— What you should do —
Read the lines below. Copy out any that hold the string "universal".

— Saved entries —
────────────────

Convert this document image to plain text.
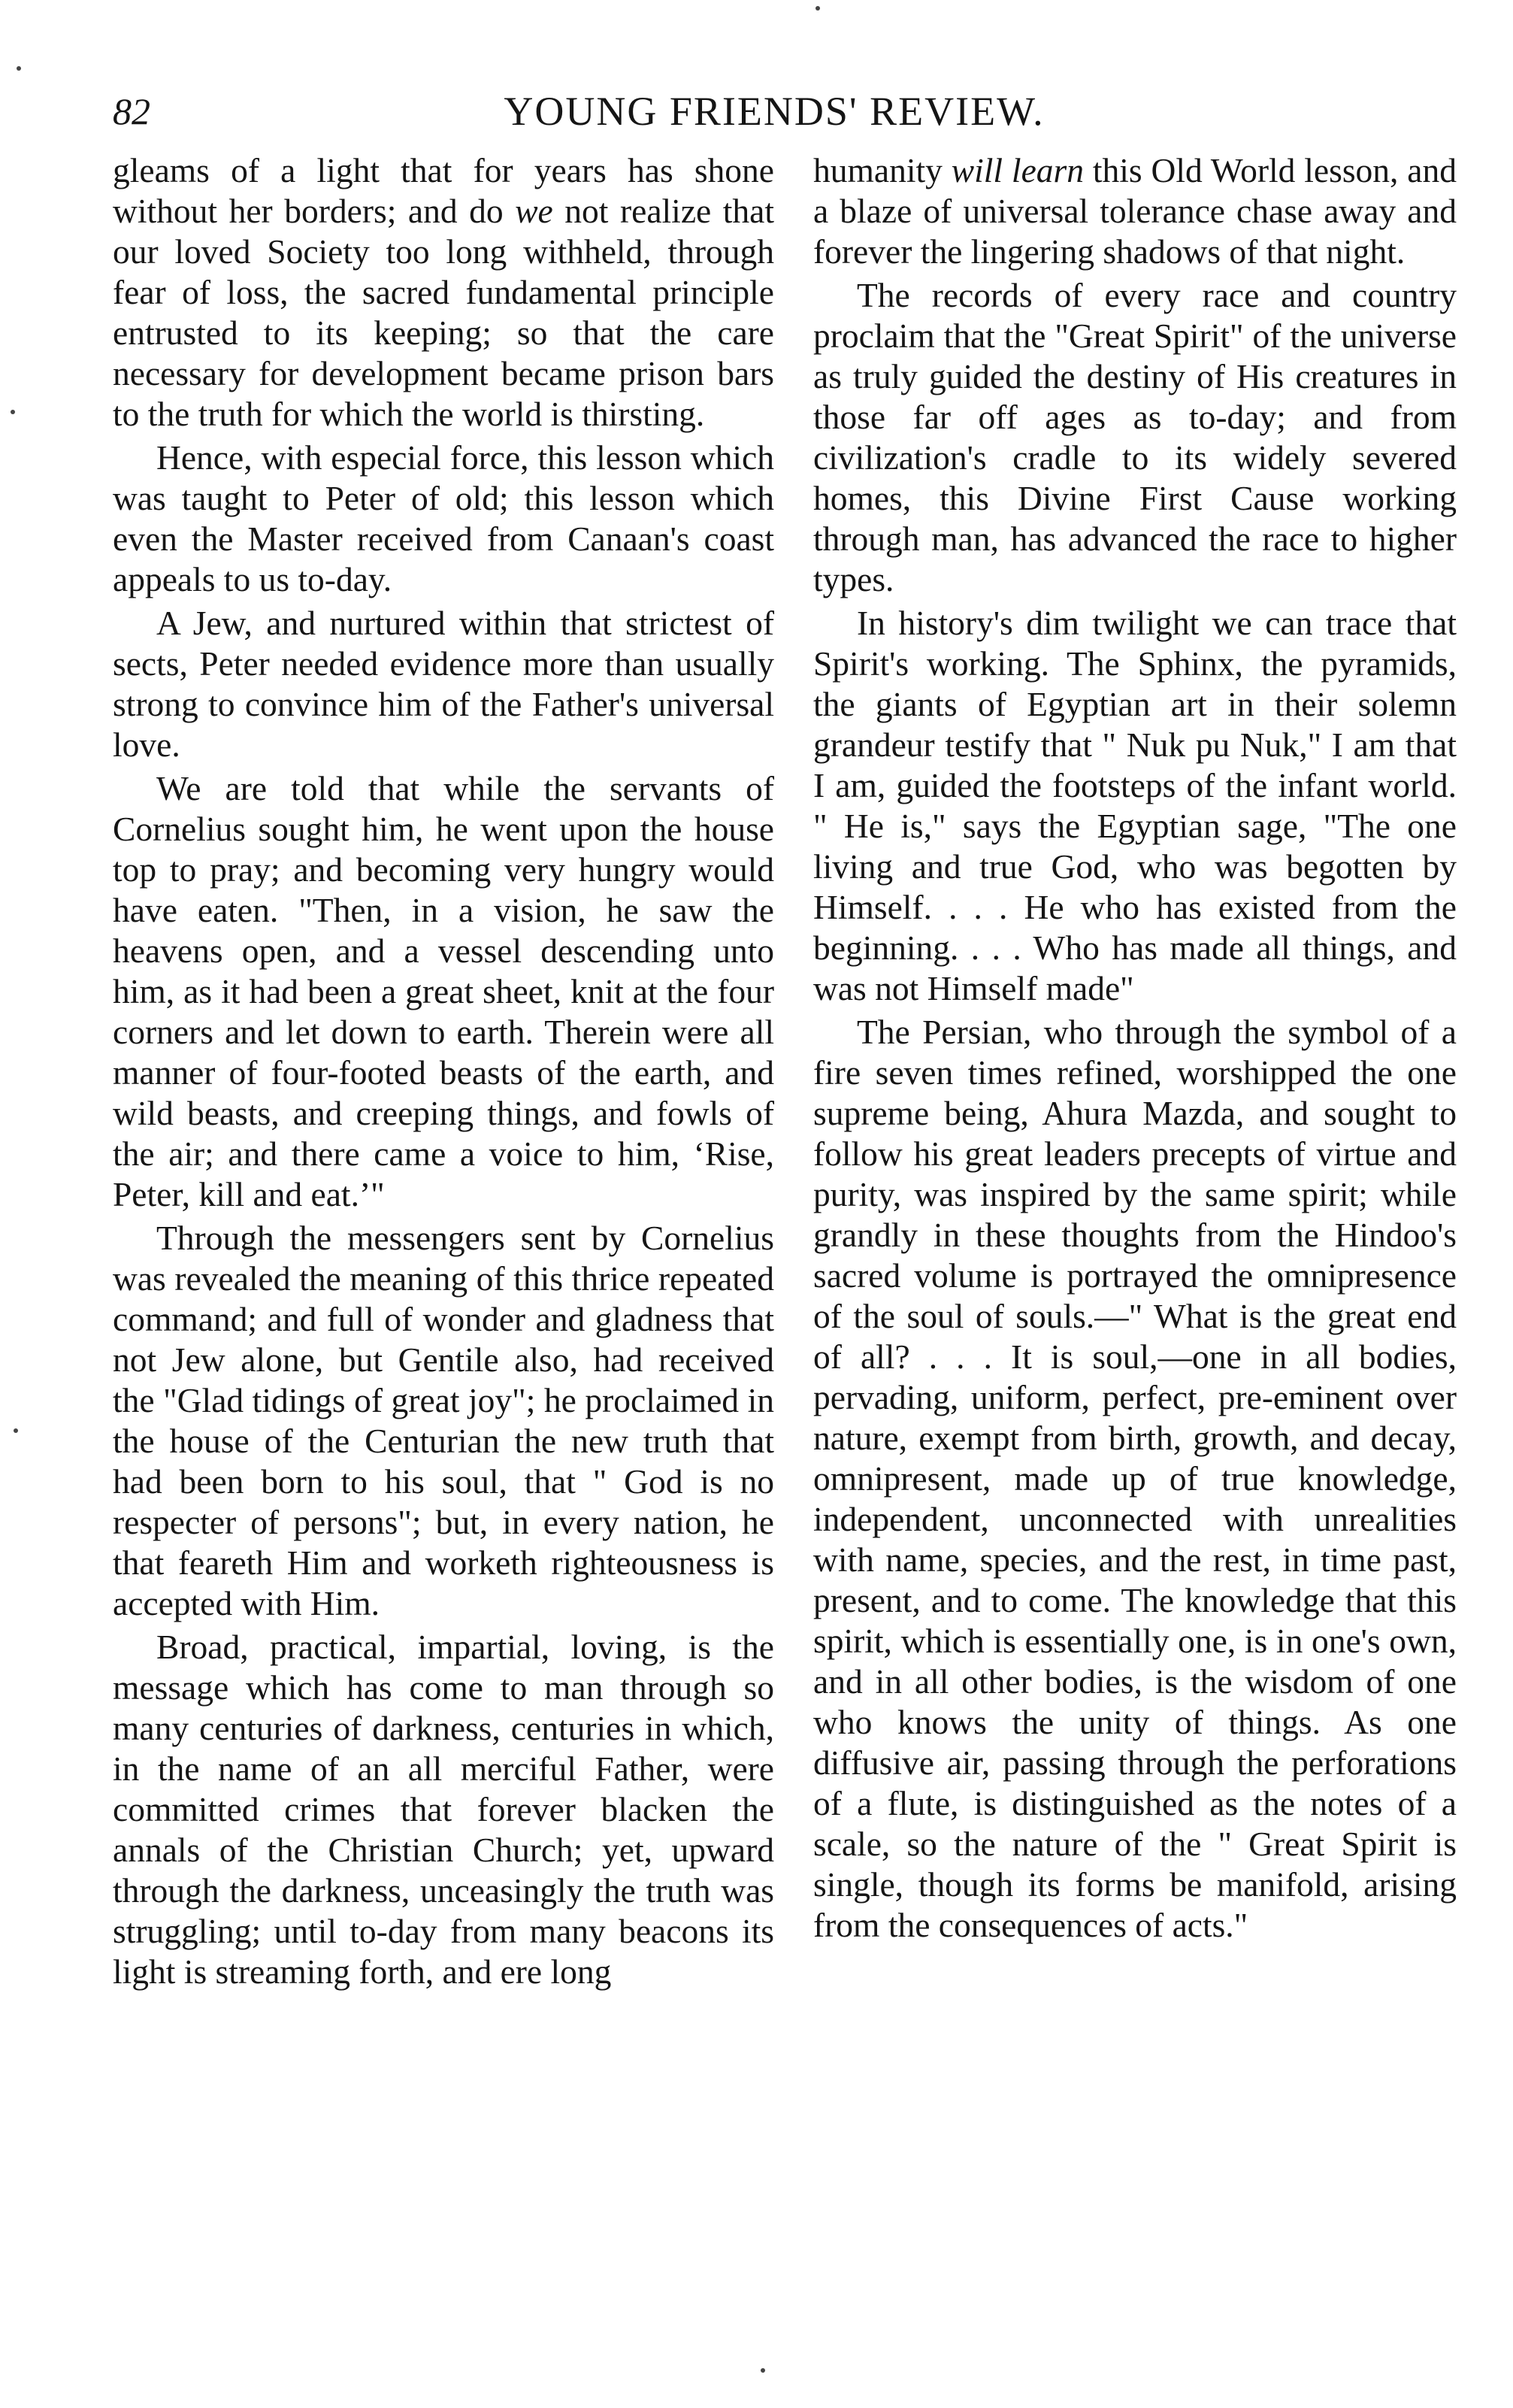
82	YOUNG FRIENDS' REVIEW.

gleams of a light that for years has shone without her borders; and do we not realize that our loved Society too long withheld, through fear of loss, the sacred fundamental principle entrusted to its keeping; so that the care necessary for development became prison bars to the truth for which the world is thirsting.

Hence, with especial force, this lesson which was taught to Peter of old; this lesson which even the Master received from Canaan's coast appeals to us to-day.

A Jew, and nurtured within that strictest of sects, Peter needed evidence more than usually strong to convince him of the Father's universal love.

We are told that while the servants of Cornelius sought him, he went upon the house top to pray; and becoming very hungry would have eaten. "Then, in a vision, he saw the heavens open, and a vessel descending unto him, as it had been a great sheet, knit at the four corners and let down to earth. Therein were all manner of four-footed beasts of the earth, and wild beasts, and creeping things, and fowls of the air; and there came a voice to him, ‘Rise, Peter, kill and eat.’"

Through the messengers sent by Cornelius was revealed the meaning of this thrice repeated command; and full of wonder and gladness that not Jew alone, but Gentile also, had received the "Glad tidings of great joy"; he proclaimed in the house of the Centurian the new truth that had been born to his soul, that " God is no respecter of persons"; but, in every nation, he that feareth Him and worketh righteousness is accepted with Him.

Broad, practical, impartial, loving, is the message which has come to man through so many centuries of darkness, centuries in which, in the name of an all merciful Father, were committed crimes that forever blacken the annals of the Christian Church; yet, upward through the darkness, unceasingly the truth was struggling; until to-day from many beacons its light is streaming forth, and ere long

humanity will learn this Old World lesson, and a blaze of universal tolerance chase away and forever the lingering shadows of that night.

The records of every race and country proclaim that the "Great Spirit" of the universe as truly guided the destiny of His creatures in those far off ages as to-day; and from civilization's cradle to its widely severed homes, this Divine First Cause working through man, has advanced the race to higher types.

In history's dim twilight we can trace that Spirit's working. The Sphinx, the pyramids, the giants of Egyptian art in their solemn grandeur testify that " Nuk pu Nuk," I am that I am, guided the footsteps of the infant world. " He is," says the Egyptian sage, "The one living and true God, who was begotten by Himself. . . . He who has existed from the beginning. . . . Who has made all things, and was not Himself made"

The Persian, who through the symbol of a fire seven times refined, worshipped the one supreme being, Ahura Mazda, and sought to follow his great leaders precepts of virtue and purity, was inspired by the same spirit; while grandly in these thoughts from the Hindoo's sacred volume is portrayed the omnipresence of the soul of souls.—" What is the great end of all? . . . It is soul,—one in all bodies, pervading, uniform, perfect, pre-eminent over nature, exempt from birth, growth, and decay, omnipresent, made up of true knowledge, independent, unconnected with unrealities with name, species, and the rest, in time past, present, and to come. The knowledge that this spirit, which is essentially one, is in one's own, and in all other bodies, is the wisdom of one who knows the unity of things. As one diffusive air, passing through the perforations of a flute, is distinguished as the notes of a scale, so the nature of the " Great Spirit is single, though its forms be manifold, arising from the consequences of acts."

────────────────

— Output below —
A Jew, and nurtured within that strictest of sects, Peter needed evidence more than usually strong to convince him of the Father's universal love.
humanity will learn this Old World lesson, and a blaze of universal tolerance chase away and forever the lingering shadows of that night.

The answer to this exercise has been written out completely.